→ **STATED GOAL**: Print, exactly and completely, every entry in the data.

→ **EXERCISE INPUTS**:
▶
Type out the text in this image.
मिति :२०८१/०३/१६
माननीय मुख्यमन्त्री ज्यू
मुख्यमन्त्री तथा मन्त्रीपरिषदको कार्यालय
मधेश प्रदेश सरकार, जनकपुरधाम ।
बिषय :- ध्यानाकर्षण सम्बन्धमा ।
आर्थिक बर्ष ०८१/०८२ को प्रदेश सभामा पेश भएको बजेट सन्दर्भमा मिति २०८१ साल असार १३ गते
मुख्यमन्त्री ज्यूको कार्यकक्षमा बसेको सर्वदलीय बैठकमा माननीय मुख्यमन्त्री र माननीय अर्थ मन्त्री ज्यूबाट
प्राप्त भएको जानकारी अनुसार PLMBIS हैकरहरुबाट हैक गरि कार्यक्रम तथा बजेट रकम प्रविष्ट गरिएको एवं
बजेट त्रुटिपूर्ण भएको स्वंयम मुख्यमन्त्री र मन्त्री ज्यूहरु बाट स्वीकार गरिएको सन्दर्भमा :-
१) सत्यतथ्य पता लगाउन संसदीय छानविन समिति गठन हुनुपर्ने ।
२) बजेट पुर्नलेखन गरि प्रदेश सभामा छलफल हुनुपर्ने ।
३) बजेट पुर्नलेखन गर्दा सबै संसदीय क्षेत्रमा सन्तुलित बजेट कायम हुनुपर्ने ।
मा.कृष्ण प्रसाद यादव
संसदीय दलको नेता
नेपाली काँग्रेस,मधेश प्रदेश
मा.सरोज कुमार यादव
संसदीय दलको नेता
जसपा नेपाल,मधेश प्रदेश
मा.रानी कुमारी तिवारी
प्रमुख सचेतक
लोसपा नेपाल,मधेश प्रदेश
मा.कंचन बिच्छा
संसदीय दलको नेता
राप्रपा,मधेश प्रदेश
◀
→ **EXERCISE OUTPUT**:
Type out the text in this image.
मिति :२०८१/०३/१६
माननीय मुख्यमन्त्री ज्यू
मुख्यमन्त्री तथा मन्त्रीपरिषदको कार्यालय
मधेश प्रदेश सरकार, जनकपुरधाम ।
बिषय :- ध्यानाकर्षण सम्बन्धमा ।
आर्थिक बर्ष ०८१/०८२ को प्रदेश सभामा पेश भएको बजेट सन्दर्भमा मिति २०८१ साल असार १३ गते
मुख्यमन्त्री ज्यूको कार्यकक्षमा बसेको सर्वदलीय बैठकमा माननीय मुख्यमन्त्री र माननीय अर्थ मन्त्री ज्यूबाट
प्राप्त भएको जानकारी अनुसार PLMBIS हैकरहरुबाट हैक गरि कार्यक्रम तथा बजेट रकम प्रविष्ट गरिएको एवं
बजेट त्रुटिपूर्ण भएको स्वंयम मुख्यमन्त्री र मन्त्री ज्यूहरु बाट स्वीकार गरिएको सन्दर्भमा :-
१) सत्यतथ्य पता लगाउन संसदीय छानविन समिति गठन हुनुपर्ने ।
२) बजेट पुर्नलेखन गरि प्रदेश सभामा छलफल हुनुपर्ने ।
३) बजेट पुर्नलेखन गर्दा सबै संसदीय क्षेत्रमा सन्तुलित बजेट कायम हुनुपर्ने ।
मा.कृष्ण प्रसाद यादव
संसदीय दलको नेता
नेपाली काँग्रेस,मधेश प्रदेश
मा.सरोज कुमार यादव
संसदीय दलको नेता
जसपा नेपाल,मधेश प्रदेश
मा.रानी कुमारी तिवारी
प्रमुख सचेतक
लोसपा नेपाल,मधेश प्रदेश
मा.कंचन बिच्छा
संसदीय दलको नेता
राप्रपा,मधेश प्रदेश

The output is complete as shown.